▸ TASK DESCRIPTION: Extract all lines that hold "younggroup" from the records below.

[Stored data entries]
---------------

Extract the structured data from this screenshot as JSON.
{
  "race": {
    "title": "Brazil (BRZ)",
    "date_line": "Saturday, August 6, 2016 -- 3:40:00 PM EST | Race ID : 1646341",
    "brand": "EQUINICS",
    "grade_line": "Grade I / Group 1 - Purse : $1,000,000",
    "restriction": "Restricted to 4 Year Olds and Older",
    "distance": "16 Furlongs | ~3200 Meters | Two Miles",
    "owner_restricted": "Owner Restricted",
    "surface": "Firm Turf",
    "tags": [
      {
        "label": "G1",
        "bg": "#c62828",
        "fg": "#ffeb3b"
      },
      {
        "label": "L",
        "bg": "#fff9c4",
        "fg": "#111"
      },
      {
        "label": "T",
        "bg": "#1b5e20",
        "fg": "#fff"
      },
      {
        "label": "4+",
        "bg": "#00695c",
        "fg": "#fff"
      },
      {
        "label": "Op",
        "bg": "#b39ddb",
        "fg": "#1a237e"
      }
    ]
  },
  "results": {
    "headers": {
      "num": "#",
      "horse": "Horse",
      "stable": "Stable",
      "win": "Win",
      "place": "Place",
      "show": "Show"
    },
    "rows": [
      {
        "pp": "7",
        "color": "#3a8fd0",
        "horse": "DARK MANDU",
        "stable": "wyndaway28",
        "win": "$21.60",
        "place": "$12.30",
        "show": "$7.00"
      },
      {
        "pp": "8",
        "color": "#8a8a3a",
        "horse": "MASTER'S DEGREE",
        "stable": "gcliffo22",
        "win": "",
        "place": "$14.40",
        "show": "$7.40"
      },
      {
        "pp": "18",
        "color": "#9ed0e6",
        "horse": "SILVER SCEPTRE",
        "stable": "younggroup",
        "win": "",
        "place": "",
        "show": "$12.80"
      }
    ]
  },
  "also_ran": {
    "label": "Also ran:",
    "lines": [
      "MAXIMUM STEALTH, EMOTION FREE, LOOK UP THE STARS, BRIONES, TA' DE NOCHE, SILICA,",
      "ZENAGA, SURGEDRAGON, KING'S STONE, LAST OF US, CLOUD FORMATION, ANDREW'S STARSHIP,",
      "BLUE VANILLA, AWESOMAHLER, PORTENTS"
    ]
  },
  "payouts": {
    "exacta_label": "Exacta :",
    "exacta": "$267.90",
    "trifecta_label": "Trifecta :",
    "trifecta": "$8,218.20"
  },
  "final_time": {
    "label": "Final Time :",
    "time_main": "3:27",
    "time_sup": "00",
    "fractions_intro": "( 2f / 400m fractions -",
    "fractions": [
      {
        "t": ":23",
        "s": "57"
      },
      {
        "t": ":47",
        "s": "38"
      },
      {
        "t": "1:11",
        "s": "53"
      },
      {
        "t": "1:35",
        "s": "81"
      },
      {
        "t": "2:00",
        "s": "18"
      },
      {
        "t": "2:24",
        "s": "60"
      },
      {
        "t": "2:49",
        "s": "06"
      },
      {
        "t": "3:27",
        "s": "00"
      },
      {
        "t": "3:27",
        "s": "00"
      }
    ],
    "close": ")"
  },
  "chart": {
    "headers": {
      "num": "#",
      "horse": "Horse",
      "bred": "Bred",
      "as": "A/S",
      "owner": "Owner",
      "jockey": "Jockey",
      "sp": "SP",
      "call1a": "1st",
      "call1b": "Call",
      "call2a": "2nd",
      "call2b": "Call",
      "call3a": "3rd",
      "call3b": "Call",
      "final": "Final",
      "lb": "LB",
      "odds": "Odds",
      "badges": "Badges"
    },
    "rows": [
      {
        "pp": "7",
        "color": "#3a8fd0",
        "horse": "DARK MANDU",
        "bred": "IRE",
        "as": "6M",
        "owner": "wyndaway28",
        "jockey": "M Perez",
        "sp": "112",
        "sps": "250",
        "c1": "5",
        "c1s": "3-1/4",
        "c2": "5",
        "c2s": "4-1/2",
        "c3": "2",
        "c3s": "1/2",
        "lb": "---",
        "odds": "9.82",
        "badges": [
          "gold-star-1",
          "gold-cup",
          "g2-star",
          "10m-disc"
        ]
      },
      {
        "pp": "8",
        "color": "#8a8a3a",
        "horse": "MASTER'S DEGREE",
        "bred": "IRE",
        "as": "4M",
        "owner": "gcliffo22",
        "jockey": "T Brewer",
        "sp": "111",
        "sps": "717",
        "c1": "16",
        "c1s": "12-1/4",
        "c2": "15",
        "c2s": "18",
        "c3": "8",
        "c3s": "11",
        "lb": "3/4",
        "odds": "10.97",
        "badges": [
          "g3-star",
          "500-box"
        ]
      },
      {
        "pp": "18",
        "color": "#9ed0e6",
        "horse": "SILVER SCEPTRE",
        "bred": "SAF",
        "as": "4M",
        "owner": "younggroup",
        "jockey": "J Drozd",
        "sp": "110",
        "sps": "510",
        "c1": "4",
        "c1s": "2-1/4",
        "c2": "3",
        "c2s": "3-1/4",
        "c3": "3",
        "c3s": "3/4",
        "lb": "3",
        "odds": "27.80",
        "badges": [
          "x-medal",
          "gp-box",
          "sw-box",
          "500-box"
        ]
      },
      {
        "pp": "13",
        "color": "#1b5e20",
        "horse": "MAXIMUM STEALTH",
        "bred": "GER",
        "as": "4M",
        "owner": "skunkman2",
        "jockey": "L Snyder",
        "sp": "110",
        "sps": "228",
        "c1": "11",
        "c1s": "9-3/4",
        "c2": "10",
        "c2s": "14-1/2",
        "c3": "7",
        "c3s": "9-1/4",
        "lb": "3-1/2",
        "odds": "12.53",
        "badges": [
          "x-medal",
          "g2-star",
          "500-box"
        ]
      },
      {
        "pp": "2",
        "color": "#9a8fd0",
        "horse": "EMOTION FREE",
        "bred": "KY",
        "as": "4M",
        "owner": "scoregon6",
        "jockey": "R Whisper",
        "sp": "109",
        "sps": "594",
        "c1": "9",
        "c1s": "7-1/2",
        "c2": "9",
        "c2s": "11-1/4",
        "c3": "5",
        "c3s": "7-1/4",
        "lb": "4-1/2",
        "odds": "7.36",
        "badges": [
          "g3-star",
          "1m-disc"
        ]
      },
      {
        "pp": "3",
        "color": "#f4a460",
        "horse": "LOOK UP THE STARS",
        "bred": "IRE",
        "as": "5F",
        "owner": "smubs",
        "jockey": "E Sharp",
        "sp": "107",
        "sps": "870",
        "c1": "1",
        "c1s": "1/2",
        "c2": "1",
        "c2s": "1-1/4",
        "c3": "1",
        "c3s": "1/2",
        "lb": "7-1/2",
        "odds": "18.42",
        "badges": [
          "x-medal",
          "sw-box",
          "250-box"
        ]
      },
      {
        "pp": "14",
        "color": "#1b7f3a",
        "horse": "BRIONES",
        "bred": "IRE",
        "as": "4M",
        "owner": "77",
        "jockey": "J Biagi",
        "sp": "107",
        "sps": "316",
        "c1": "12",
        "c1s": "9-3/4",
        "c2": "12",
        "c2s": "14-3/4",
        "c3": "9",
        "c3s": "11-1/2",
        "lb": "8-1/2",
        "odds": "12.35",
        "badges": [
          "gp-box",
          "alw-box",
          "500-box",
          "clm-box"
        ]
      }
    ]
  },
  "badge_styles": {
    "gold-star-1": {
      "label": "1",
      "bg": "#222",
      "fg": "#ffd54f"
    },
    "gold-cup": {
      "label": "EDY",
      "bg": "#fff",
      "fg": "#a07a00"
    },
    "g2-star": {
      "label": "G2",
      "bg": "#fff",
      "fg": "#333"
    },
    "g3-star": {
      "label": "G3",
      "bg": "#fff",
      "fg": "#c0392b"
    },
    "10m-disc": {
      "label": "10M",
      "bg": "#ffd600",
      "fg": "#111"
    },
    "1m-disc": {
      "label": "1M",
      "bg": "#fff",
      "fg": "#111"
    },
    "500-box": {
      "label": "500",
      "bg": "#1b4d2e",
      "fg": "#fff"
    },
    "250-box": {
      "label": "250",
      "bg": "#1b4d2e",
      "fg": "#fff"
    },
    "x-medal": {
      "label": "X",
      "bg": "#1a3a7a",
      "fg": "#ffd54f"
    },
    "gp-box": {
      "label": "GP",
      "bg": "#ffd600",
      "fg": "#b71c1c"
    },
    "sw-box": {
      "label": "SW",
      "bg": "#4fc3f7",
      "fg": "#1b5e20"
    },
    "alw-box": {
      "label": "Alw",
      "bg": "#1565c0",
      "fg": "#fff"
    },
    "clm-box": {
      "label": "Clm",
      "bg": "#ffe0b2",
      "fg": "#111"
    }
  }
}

---------------

▸ RESULT:
        "stable": "younggroup",
        "owner": "younggroup",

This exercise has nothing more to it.